• The problem
Scan the material below for the string "automatically", and copy every line where it shows up.

== Records to use ==

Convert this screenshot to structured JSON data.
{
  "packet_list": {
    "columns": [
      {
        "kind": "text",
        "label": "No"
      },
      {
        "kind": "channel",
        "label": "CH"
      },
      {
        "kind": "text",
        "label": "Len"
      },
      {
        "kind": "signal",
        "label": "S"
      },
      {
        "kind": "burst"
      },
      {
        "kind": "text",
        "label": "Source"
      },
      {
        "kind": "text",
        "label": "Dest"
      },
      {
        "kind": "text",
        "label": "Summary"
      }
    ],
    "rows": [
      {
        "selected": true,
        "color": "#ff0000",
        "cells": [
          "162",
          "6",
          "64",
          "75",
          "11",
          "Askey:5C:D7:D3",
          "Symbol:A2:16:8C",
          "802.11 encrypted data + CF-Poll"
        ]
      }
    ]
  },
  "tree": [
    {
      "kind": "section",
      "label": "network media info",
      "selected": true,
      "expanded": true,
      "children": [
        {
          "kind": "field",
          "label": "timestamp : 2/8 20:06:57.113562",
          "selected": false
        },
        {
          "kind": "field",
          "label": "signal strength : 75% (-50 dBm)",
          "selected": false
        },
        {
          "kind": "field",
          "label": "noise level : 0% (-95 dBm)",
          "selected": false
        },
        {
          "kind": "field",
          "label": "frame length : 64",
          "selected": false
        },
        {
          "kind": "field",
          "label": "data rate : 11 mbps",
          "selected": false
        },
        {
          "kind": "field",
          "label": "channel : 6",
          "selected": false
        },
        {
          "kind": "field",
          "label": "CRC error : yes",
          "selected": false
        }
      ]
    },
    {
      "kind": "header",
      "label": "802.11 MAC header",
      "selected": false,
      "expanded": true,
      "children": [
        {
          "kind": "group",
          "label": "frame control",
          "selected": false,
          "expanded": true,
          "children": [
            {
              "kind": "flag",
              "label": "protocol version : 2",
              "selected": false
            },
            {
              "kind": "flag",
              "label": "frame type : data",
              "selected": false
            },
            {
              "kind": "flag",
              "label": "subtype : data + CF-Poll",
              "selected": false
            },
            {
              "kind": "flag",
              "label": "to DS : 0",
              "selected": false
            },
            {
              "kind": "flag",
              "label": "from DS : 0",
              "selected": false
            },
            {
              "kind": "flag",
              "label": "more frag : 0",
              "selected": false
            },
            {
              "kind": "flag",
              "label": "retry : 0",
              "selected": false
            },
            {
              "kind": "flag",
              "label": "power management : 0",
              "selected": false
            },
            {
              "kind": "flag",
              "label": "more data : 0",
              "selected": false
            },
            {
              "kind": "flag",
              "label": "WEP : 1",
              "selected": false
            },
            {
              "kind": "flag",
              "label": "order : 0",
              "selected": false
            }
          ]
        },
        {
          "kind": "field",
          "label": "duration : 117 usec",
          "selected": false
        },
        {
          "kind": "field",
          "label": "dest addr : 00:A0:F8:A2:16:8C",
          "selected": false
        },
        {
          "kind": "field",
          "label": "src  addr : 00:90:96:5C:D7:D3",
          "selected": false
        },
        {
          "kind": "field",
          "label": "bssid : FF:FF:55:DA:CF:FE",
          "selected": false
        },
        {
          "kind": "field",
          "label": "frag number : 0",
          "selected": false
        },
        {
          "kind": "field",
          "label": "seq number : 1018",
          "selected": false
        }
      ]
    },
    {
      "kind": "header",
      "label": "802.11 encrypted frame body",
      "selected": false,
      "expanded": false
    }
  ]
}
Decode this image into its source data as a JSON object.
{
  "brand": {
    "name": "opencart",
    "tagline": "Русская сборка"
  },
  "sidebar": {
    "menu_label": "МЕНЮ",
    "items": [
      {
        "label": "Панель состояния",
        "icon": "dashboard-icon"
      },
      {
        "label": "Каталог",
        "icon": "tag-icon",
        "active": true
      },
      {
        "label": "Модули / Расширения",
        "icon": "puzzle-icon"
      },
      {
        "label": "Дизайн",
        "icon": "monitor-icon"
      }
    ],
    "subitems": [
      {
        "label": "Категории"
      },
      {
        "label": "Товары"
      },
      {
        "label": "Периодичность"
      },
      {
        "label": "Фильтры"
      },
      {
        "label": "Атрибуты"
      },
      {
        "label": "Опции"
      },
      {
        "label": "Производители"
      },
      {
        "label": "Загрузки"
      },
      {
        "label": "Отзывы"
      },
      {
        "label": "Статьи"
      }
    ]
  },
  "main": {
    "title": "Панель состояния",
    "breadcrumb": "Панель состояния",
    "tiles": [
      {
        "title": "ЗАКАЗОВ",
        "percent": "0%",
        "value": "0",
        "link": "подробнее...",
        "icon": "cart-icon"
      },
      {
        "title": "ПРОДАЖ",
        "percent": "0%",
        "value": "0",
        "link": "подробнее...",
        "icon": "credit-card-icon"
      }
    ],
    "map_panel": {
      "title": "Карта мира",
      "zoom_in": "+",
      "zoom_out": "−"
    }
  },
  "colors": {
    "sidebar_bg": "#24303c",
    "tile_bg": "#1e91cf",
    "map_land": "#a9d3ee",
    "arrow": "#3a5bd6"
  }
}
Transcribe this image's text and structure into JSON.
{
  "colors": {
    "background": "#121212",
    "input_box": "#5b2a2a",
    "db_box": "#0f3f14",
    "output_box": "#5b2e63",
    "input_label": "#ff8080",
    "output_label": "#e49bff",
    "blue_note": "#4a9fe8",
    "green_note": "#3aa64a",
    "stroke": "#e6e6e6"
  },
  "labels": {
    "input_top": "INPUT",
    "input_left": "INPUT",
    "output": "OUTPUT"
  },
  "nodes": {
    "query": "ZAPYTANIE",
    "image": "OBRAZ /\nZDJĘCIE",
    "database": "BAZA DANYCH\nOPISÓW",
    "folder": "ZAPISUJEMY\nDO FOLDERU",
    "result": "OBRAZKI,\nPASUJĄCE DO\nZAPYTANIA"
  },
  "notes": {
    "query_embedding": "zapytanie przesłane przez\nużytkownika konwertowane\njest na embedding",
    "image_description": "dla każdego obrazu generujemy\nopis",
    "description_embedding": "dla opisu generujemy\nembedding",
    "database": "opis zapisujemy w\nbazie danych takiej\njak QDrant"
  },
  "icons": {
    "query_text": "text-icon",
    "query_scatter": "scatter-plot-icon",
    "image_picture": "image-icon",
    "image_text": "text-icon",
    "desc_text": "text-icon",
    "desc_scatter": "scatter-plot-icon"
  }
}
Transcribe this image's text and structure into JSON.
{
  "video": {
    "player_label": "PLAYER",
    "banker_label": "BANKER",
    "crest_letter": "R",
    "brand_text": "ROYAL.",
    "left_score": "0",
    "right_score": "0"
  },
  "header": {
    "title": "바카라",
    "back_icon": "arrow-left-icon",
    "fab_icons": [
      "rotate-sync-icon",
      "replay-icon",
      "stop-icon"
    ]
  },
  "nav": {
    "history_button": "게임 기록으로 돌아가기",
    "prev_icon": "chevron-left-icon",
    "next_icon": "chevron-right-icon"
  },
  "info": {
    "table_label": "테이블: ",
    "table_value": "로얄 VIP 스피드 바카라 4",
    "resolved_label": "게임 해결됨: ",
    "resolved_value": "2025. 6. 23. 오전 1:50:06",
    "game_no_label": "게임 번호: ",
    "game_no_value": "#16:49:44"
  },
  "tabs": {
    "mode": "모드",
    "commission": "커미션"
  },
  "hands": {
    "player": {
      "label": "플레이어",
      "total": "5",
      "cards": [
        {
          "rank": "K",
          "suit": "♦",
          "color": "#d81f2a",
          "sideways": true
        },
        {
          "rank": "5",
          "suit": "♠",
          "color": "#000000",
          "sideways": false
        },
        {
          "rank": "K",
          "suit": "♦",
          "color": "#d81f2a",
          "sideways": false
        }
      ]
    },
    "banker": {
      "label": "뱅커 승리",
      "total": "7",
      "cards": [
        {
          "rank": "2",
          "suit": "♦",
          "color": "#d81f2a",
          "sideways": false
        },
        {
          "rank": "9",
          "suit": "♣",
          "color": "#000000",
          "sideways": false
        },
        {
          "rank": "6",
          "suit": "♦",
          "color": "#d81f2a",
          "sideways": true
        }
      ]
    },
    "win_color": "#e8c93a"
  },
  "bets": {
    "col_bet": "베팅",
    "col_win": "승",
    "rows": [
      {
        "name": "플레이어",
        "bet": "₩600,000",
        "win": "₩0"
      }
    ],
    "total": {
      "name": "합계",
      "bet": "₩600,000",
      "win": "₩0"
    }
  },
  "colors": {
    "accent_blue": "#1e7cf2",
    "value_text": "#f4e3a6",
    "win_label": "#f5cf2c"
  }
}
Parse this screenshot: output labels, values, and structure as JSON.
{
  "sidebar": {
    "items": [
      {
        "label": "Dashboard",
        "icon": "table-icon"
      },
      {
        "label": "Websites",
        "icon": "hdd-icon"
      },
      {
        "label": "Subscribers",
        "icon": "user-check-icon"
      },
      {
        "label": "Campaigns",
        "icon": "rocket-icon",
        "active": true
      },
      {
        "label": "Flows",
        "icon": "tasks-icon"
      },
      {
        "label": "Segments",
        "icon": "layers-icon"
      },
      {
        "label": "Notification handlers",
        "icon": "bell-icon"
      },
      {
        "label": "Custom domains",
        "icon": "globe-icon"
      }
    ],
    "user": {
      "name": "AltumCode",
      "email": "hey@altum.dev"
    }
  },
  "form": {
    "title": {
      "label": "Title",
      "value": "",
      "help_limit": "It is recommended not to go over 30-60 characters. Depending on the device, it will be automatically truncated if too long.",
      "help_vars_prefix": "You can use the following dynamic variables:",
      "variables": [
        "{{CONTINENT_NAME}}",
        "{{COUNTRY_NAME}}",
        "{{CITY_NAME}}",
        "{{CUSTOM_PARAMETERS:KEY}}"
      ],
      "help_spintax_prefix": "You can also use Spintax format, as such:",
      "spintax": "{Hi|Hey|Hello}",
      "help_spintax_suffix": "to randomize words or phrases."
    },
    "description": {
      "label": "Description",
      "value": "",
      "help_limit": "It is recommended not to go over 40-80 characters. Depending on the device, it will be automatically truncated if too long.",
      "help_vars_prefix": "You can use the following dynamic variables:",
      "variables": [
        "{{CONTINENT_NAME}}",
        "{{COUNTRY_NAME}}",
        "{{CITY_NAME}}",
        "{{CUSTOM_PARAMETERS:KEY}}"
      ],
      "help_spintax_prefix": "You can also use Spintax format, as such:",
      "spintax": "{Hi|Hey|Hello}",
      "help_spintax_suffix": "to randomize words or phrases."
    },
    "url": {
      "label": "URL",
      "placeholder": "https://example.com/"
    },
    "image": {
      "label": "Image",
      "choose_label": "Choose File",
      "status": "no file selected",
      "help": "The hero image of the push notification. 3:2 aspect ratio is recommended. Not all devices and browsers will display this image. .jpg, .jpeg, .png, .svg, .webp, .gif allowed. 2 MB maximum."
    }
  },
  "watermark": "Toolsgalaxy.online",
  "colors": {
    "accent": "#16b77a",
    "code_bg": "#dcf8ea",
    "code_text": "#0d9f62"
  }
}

===

• Completed exercise
      "help_limit": "It is recommended not to go over 30-60 characters. Depending on the device, it will be automatically truncated if too long.",
      "help_limit": "It is recommended not to go over 40-80 characters. Depending on the device, it will be automatically truncated if too long.",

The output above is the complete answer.